Directions for this task —
Report back every line of the entries that contains "Carbohydrate", exactly as written.

Data listing —
-*-*-

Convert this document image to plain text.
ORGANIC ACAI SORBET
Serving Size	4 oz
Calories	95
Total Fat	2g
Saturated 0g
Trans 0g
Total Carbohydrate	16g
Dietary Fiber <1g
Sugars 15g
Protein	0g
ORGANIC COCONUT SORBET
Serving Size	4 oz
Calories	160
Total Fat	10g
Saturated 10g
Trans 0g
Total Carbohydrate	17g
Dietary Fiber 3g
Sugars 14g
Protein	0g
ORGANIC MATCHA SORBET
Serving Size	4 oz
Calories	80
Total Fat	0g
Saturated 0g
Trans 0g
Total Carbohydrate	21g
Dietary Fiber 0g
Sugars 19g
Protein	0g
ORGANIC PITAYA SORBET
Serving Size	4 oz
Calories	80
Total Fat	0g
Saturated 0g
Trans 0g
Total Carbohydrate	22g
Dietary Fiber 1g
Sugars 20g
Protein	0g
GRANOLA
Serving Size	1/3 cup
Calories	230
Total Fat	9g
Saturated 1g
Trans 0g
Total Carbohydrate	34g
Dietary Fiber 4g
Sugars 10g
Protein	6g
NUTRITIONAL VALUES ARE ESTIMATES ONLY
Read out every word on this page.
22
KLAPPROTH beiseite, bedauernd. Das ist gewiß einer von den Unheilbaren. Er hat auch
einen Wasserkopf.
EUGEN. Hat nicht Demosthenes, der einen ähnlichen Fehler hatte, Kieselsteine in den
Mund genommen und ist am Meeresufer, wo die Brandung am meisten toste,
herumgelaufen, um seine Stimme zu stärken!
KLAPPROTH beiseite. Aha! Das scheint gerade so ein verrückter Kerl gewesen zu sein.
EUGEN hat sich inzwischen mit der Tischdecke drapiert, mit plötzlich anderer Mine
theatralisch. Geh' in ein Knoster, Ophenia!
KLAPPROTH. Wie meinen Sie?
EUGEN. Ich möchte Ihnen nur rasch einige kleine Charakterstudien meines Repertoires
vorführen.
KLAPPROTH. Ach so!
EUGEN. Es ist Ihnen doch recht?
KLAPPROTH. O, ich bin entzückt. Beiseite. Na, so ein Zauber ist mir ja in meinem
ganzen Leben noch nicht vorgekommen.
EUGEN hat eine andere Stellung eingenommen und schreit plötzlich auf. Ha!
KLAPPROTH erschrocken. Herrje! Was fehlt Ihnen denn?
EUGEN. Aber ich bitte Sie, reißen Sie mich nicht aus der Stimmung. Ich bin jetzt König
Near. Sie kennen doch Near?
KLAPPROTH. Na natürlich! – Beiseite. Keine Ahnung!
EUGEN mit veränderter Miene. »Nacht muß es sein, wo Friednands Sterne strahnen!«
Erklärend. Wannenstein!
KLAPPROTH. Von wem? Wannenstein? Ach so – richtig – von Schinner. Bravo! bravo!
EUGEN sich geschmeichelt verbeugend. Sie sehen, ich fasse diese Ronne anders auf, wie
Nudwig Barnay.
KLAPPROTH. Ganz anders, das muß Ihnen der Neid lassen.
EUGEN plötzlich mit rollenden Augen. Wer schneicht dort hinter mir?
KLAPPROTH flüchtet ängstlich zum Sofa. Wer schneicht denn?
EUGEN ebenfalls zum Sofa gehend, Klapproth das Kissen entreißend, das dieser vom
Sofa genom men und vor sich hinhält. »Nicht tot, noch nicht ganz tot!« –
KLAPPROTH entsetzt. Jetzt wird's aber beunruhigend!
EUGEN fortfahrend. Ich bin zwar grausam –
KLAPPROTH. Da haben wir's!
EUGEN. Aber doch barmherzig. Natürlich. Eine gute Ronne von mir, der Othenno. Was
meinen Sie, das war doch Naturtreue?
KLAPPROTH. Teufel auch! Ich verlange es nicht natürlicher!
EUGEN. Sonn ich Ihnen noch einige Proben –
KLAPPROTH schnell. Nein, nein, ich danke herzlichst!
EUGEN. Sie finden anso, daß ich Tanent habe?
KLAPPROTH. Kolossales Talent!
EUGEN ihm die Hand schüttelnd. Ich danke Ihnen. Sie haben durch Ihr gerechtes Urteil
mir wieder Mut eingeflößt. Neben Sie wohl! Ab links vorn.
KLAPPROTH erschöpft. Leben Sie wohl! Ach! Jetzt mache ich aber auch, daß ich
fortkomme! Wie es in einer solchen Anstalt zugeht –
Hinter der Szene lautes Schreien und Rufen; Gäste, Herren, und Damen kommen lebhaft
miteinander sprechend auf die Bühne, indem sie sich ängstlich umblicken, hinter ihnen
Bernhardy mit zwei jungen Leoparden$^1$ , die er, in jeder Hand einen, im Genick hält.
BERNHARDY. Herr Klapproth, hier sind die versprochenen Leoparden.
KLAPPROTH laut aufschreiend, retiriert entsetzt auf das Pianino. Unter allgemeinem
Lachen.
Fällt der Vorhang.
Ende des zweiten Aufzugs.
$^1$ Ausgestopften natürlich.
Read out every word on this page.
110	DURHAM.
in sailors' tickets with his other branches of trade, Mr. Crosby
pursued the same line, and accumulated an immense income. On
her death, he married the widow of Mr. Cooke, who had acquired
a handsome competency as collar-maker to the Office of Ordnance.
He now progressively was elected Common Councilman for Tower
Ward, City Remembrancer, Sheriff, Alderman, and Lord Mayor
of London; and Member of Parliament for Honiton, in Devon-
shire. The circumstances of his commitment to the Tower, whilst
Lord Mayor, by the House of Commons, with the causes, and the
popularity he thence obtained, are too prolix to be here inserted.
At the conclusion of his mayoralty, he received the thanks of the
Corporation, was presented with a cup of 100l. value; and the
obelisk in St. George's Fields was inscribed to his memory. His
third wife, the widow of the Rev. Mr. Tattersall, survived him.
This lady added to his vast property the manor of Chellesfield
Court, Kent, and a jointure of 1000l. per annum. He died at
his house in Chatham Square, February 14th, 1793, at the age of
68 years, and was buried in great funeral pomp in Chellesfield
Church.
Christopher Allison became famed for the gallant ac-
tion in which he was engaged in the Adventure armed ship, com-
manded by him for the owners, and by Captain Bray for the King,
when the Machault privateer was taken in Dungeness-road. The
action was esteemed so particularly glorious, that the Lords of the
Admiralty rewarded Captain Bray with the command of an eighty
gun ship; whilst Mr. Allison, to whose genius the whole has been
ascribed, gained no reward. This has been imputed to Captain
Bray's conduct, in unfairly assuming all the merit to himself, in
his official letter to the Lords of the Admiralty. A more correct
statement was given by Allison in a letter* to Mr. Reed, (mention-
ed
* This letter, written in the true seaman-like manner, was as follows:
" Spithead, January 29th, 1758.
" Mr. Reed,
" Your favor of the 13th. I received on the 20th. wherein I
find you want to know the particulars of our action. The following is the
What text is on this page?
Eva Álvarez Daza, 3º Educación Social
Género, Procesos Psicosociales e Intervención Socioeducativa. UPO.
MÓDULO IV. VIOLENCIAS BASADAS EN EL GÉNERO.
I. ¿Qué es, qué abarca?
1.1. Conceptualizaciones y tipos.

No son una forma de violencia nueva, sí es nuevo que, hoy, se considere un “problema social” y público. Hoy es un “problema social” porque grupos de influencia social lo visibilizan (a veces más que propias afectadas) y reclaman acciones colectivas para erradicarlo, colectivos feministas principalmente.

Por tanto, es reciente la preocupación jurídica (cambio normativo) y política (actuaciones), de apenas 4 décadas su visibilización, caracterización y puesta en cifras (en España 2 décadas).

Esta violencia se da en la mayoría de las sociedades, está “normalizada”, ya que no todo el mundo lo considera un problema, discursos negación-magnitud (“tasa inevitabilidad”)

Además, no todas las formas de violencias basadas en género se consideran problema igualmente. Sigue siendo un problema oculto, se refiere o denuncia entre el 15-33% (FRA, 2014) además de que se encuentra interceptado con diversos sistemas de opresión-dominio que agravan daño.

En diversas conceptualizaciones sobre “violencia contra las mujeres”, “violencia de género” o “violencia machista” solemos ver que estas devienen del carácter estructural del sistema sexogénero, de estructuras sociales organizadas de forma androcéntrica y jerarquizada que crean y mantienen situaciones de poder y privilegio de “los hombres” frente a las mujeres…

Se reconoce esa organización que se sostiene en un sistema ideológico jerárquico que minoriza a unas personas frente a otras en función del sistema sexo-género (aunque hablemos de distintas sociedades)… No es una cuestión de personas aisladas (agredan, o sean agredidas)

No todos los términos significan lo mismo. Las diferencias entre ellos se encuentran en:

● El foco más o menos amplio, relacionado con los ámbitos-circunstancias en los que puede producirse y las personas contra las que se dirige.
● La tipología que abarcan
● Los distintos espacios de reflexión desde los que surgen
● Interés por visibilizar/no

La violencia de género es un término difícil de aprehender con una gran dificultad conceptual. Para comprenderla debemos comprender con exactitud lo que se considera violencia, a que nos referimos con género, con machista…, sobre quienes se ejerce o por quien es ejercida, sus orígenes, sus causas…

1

-*-*-

Written answer —
Total Carbohydrate	16g
Total Carbohydrate	17g
Total Carbohydrate	21g
Total Carbohydrate	22g
Total Carbohydrate	34g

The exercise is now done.